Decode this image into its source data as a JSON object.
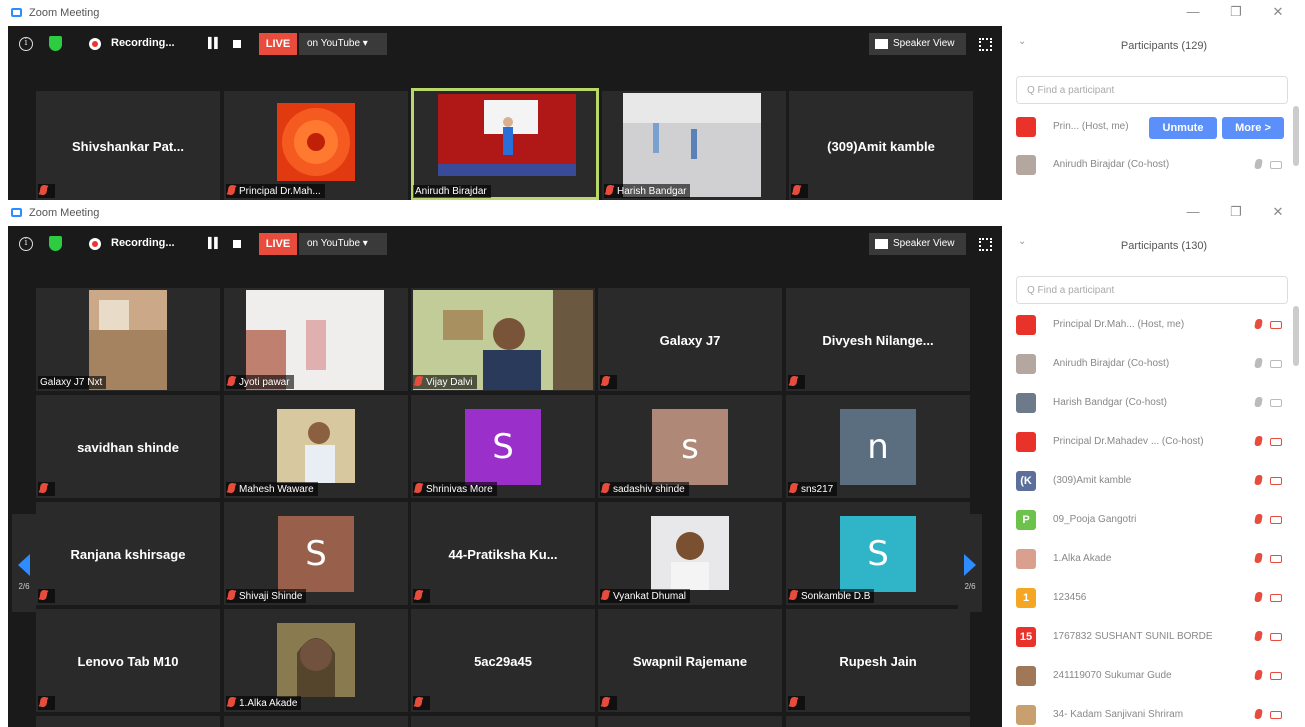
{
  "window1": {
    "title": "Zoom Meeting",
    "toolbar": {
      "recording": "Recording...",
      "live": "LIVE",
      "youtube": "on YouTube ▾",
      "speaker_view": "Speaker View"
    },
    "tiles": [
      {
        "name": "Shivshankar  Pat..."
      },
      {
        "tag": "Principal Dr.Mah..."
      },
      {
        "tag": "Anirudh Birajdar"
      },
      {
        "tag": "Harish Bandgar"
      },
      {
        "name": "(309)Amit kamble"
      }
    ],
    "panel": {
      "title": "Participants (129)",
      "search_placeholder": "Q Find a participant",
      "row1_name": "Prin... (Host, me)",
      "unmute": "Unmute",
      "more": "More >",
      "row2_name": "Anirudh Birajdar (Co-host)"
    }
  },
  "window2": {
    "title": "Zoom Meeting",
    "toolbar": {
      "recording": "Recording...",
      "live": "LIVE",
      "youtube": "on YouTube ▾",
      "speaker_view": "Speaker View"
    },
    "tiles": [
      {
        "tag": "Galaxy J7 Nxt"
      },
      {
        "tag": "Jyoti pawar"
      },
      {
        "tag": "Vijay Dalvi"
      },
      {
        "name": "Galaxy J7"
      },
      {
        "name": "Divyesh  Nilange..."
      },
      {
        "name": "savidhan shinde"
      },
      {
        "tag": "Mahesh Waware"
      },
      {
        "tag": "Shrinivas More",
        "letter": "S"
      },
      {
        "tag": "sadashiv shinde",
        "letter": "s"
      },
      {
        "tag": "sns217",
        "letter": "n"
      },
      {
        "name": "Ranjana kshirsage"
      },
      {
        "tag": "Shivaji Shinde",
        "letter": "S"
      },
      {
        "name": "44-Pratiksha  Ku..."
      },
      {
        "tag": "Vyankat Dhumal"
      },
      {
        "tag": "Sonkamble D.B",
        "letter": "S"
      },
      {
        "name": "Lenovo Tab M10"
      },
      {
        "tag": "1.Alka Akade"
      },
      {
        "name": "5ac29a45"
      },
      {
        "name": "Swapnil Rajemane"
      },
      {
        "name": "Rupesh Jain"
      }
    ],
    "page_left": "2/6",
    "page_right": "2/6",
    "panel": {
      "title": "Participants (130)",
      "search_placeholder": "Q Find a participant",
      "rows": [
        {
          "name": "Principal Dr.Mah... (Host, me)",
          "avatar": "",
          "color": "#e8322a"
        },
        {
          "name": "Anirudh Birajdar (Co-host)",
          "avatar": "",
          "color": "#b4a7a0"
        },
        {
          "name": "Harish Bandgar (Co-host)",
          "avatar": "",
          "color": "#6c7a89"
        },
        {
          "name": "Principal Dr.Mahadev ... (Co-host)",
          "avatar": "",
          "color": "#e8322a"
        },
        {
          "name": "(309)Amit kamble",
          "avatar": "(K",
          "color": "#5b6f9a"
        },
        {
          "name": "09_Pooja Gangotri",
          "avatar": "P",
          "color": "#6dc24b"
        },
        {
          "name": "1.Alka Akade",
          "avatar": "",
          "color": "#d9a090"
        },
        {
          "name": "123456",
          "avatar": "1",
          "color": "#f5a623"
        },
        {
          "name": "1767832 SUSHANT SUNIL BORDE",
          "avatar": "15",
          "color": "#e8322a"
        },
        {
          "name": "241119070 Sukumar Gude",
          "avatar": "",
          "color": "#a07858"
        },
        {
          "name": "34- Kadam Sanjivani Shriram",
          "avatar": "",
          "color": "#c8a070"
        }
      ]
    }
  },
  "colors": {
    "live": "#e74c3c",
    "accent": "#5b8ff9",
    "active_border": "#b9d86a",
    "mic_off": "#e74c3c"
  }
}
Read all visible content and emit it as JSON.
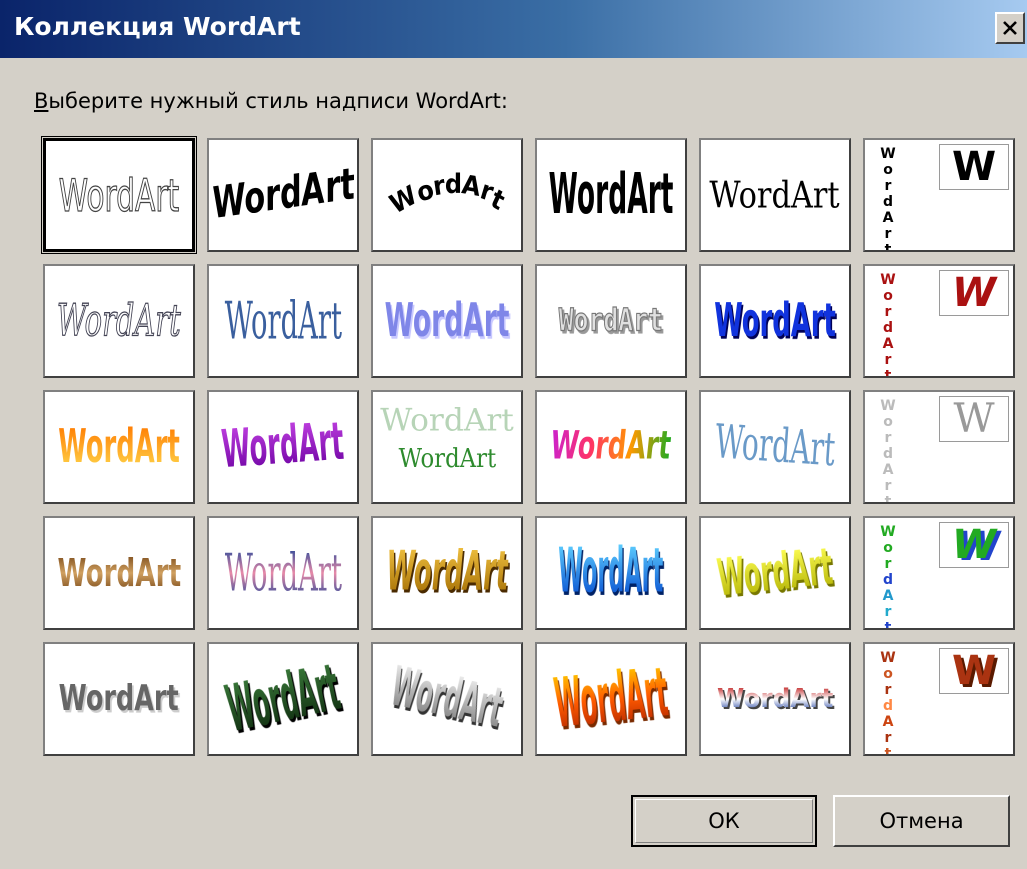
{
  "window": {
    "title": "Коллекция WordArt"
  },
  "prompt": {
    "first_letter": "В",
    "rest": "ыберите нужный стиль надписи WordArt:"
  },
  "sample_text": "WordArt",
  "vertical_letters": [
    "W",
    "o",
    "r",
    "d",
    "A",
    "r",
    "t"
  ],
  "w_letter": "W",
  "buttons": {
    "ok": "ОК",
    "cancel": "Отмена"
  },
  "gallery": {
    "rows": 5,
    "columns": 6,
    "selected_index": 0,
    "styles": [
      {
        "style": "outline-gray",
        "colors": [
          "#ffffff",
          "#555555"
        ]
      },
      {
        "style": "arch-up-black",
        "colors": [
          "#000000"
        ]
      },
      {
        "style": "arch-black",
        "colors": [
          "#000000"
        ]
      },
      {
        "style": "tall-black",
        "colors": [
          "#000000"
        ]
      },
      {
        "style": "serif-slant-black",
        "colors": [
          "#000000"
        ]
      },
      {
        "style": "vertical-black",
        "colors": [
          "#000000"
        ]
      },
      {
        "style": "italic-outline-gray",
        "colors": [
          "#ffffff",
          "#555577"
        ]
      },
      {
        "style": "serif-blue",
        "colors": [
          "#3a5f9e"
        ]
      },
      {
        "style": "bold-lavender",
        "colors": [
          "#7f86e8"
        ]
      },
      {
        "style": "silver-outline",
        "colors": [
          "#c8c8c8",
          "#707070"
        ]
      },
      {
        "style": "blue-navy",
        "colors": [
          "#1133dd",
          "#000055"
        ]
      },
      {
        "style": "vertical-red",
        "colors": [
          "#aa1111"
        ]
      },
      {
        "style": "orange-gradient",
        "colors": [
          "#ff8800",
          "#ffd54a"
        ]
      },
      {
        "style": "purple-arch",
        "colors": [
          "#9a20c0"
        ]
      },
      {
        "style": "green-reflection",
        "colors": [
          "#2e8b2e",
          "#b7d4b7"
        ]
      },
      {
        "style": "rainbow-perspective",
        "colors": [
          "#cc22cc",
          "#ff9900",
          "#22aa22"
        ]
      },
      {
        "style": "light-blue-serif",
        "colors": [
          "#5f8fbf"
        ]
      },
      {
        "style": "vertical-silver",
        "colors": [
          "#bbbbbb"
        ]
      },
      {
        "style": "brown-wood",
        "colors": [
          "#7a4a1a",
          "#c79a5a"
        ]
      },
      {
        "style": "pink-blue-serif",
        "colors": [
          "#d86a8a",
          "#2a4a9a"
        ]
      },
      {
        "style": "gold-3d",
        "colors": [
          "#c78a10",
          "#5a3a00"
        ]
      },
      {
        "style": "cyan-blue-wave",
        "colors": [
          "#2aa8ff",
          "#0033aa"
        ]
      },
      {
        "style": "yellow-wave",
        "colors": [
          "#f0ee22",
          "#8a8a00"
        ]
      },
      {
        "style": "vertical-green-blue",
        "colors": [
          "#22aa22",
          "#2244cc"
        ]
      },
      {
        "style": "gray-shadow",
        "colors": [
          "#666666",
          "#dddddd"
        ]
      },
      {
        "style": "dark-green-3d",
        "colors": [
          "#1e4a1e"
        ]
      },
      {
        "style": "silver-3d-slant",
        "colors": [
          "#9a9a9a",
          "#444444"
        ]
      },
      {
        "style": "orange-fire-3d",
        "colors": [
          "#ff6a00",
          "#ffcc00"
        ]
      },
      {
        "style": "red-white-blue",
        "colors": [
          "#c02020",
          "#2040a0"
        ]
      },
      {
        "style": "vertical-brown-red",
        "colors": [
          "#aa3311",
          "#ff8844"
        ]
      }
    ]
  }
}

★ ★ ★ ★

Omitting all images, print the listing exactly.

→ **ANSWER IN FULL**:
Decode this image into its source data as a JSON object.
{
  "window1": {
    "title": "Zoom Meeting",
    "toolbar": {
      "recording": "Recording...",
      "live": "LIVE",
      "youtube": "on YouTube ▾",
      "speaker_view": "Speaker View"
    },
    "tiles": [
      {
        "name": "Shivshankar  Pat..."
      },
      {
        "tag": "Principal Dr.Mah..."
      },
      {
        "tag": "Anirudh Birajdar"
      },
      {
        "tag": "Harish Bandgar"
      },
      {
        "name": "(309)Amit kamble"
      }
    ],
    "panel": {
      "title": "Participants (129)",
      "search_placeholder": "Q Find a participant",
      "row1_name": "Prin... (Host, me)",
      "unmute": "Unmute",
      "more": "More >",
      "row2_name": "Anirudh Birajdar (Co-host)"
    }
  },
  "window2": {
    "title": "Zoom Meeting",
    "toolbar": {
      "recording": "Recording...",
      "live": "LIVE",
      "youtube": "on YouTube ▾",
      "speaker_view": "Speaker View"
    },
    "tiles": [
      {
        "tag": "Galaxy J7 Nxt"
      },
      {
        "tag": "Jyoti pawar"
      },
      {
        "tag": "Vijay Dalvi"
      },
      {
        "name": "Galaxy J7"
      },
      {
        "name": "Divyesh  Nilange..."
      },
      {
        "name": "savidhan shinde"
      },
      {
        "tag": "Mahesh Waware"
      },
      {
        "tag": "Shrinivas More",
        "letter": "S"
      },
      {
        "tag": "sadashiv shinde",
        "letter": "s"
      },
      {
        "tag": "sns217",
        "letter": "n"
      },
      {
        "name": "Ranjana kshirsage"
      },
      {
        "tag": "Shivaji Shinde",
        "letter": "S"
      },
      {
        "name": "44-Pratiksha  Ku..."
      },
      {
        "tag": "Vyankat Dhumal"
      },
      {
        "tag": "Sonkamble D.B",
        "letter": "S"
      },
      {
        "name": "Lenovo Tab M10"
      },
      {
        "tag": "1.Alka Akade"
      },
      {
        "name": "5ac29a45"
      },
      {
        "name": "Swapnil Rajemane"
      },
      {
        "name": "Rupesh Jain"
      }
    ],
    "page_left": "2/6",
    "page_right": "2/6",
    "panel": {
      "title": "Participants (130)",
      "search_placeholder": "Q Find a participant",
      "rows": [
        {
          "name": "Principal Dr.Mah... (Host, me)",
          "avatar": "",
          "color": "#e8322a"
        },
        {
          "name": "Anirudh Birajdar (Co-host)",
          "avatar": "",
          "color": "#b4a7a0"
        },
        {
          "name": "Harish Bandgar (Co-host)",
          "avatar": "",
          "color": "#6c7a89"
        },
        {
          "name": "Principal Dr.Mahadev ... (Co-host)",
          "avatar": "",
          "color": "#e8322a"
        },
        {
          "name": "(309)Amit kamble",
          "avatar": "(K",
          "color": "#5b6f9a"
        },
        {
          "name": "09_Pooja Gangotri",
          "avatar": "P",
          "color": "#6dc24b"
        },
        {
          "name": "1.Alka Akade",
          "avatar": "",
          "color": "#d9a090"
        },
        {
          "name": "123456",
          "avatar": "1",
          "color": "#f5a623"
        },
        {
          "name": "1767832 SUSHANT SUNIL BORDE",
          "avatar": "15",
          "color": "#e8322a"
        },
        {
          "name": "241119070 Sukumar Gude",
          "avatar": "",
          "color": "#a07858"
        },
        {
          "name": "34- Kadam Sanjivani Shriram",
          "avatar": "",
          "color": "#c8a070"
        }
      ]
    }
  },
  "colors": {
    "live": "#e74c3c",
    "accent": "#5b8ff9",
    "active_border": "#b9d86a",
    "mic_off": "#e74c3c"
  }
}
Read all visible content and emit it as JSON.
{
  "window": {
    "title": "Коллекция WordArt"
  },
  "prompt": {
    "first_letter": "В",
    "rest": "ыберите нужный стиль надписи WordArt:"
  },
  "sample_text": "WordArt",
  "vertical_letters": [
    "W",
    "o",
    "r",
    "d",
    "A",
    "r",
    "t"
  ],
  "w_letter": "W",
  "buttons": {
    "ok": "ОК",
    "cancel": "Отмена"
  },
  "gallery": {
    "rows": 5,
    "columns": 6,
    "selected_index": 0,
    "styles": [
      {
        "style": "outline-gray",
        "colors": [
          "#ffffff",
          "#555555"
        ]
      },
      {
        "style": "arch-up-black",
        "colors": [
          "#000000"
        ]
      },
      {
        "style": "arch-black",
        "colors": [
          "#000000"
        ]
      },
      {
        "style": "tall-black",
        "colors": [
          "#000000"
        ]
      },
      {
        "style": "serif-slant-black",
        "colors": [
          "#000000"
        ]
      },
      {
        "style": "vertical-black",
        "colors": [
          "#000000"
        ]
      },
      {
        "style": "italic-outline-gray",
        "colors": [
          "#ffffff",
          "#555577"
        ]
      },
      {
        "style": "serif-blue",
        "colors": [
          "#3a5f9e"
        ]
      },
      {
        "style": "bold-lavender",
        "colors": [
          "#7f86e8"
        ]
      },
      {
        "style": "silver-outline",
        "colors": [
          "#c8c8c8",
          "#707070"
        ]
      },
      {
        "style": "blue-navy",
        "colors": [
          "#1133dd",
          "#000055"
        ]
      },
      {
        "style": "vertical-red",
        "colors": [
          "#aa1111"
        ]
      },
      {
        "style": "orange-gradient",
        "colors": [
          "#ff8800",
          "#ffd54a"
        ]
      },
      {
        "style": "purple-arch",
        "colors": [
          "#9a20c0"
        ]
      },
      {
        "style": "green-reflection",
        "colors": [
          "#2e8b2e",
          "#b7d4b7"
        ]
      },
      {
        "style": "rainbow-perspective",
        "colors": [
          "#cc22cc",
          "#ff9900",
          "#22aa22"
        ]
      },
      {
        "style": "light-blue-serif",
        "colors": [
          "#5f8fbf"
        ]
      },
      {
        "style": "vertical-silver",
        "colors": [
          "#bbbbbb"
        ]
      },
      {
        "style": "brown-wood",
        "colors": [
          "#7a4a1a",
          "#c79a5a"
        ]
      },
      {
        "style": "pink-blue-serif",
        "colors": [
          "#d86a8a",
          "#2a4a9a"
        ]
      },
      {
        "style": "gold-3d",
        "colors": [
          "#c78a10",
          "#5a3a00"
        ]
      },
      {
        "style": "cyan-blue-wave",
        "colors": [
          "#2aa8ff",
          "#0033aa"
        ]
      },
      {
        "style": "yellow-wave",
        "colors": [
          "#f0ee22",
          "#8a8a00"
        ]
      },
      {
        "style": "vertical-green-blue",
        "colors": [
          "#22aa22",
          "#2244cc"
        ]
      },
      {
        "style": "gray-shadow",
        "colors": [
          "#666666",
          "#dddddd"
        ]
      },
      {
        "style": "dark-green-3d",
        "colors": [
          "#1e4a1e"
        ]
      },
      {
        "style": "silver-3d-slant",
        "colors": [
          "#9a9a9a",
          "#444444"
        ]
      },
      {
        "style": "orange-fire-3d",
        "colors": [
          "#ff6a00",
          "#ffcc00"
        ]
      },
      {
        "style": "red-white-blue",
        "colors": [
          "#c02020",
          "#2040a0"
        ]
      },
      {
        "style": "vertical-brown-red",
        "colors": [
          "#aa3311",
          "#ff8844"
        ]
      }
    ]
  }
}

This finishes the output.